Aim:
Write out the material below again, unchanged.

Supplied material:
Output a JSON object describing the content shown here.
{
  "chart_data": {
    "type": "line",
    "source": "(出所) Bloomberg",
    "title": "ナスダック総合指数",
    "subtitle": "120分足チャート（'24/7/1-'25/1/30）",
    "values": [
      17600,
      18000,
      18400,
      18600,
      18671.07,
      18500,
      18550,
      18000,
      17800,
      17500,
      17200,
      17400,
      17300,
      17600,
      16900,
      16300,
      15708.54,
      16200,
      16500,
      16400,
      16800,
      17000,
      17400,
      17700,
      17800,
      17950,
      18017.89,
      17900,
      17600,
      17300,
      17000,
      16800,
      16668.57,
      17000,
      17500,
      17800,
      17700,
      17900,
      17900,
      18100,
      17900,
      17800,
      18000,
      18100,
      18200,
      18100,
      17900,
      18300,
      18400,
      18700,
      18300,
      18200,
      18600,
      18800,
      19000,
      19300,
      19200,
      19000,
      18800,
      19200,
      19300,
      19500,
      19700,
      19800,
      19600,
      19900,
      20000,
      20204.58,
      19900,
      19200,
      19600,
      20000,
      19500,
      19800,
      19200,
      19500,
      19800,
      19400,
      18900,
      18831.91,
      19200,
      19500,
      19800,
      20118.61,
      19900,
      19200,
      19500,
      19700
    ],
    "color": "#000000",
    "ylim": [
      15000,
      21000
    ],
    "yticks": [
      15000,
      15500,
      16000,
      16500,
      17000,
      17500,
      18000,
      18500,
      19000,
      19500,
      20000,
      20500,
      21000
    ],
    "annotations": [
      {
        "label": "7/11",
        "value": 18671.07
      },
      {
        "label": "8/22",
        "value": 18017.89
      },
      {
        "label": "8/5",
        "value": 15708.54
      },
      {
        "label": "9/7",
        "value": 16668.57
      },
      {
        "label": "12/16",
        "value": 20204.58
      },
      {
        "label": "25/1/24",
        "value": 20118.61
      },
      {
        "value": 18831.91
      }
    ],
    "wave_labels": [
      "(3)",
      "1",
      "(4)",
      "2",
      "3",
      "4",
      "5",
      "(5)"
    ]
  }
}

Full response:
Output a JSON object describing the content shown here.
{
  "chart_data": {
    "type": "line",
    "source": "(出所) Bloomberg",
    "title": "ナスダック総合指数",
    "subtitle": "120分足チャート（'24/7/1-'25/1/30）",
    "values": [
      17600,
      18000,
      18400,
      18600,
      18671.07,
      18500,
      18550,
      18000,
      17800,
      17500,
      17200,
      17400,
      17300,
      17600,
      16900,
      16300,
      15708.54,
      16200,
      16500,
      16400,
      16800,
      17000,
      17400,
      17700,
      17800,
      17950,
      18017.89,
      17900,
      17600,
      17300,
      17000,
      16800,
      16668.57,
      17000,
      17500,
      17800,
      17700,
      17900,
      17900,
      18100,
      17900,
      17800,
      18000,
      18100,
      18200,
      18100,
      17900,
      18300,
      18400,
      18700,
      18300,
      18200,
      18600,
      18800,
      19000,
      19300,
      19200,
      19000,
      18800,
      19200,
      19300,
      19500,
      19700,
      19800,
      19600,
      19900,
      20000,
      20204.58,
      19900,
      19200,
      19600,
      20000,
      19500,
      19800,
      19200,
      19500,
      19800,
      19400,
      18900,
      18831.91,
      19200,
      19500,
      19800,
      20118.61,
      19900,
      19200,
      19500,
      19700
    ],
    "color": "#000000",
    "ylim": [
      15000,
      21000
    ],
    "yticks": [
      15000,
      15500,
      16000,
      16500,
      17000,
      17500,
      18000,
      18500,
      19000,
      19500,
      20000,
      20500,
      21000
    ],
    "annotations": [
      {
        "label": "7/11",
        "value": 18671.07
      },
      {
        "label": "8/22",
        "value": 18017.89
      },
      {
        "label": "8/5",
        "value": 15708.54
      },
      {
        "label": "9/7",
        "value": 16668.57
      },
      {
        "label": "12/16",
        "value": 20204.58
      },
      {
        "label": "25/1/24",
        "value": 20118.61
      },
      {
        "value": 18831.91
      }
    ],
    "wave_labels": [
      "(3)",
      "1",
      "(4)",
      "2",
      "3",
      "4",
      "5",
      "(5)"
    ]
  }
}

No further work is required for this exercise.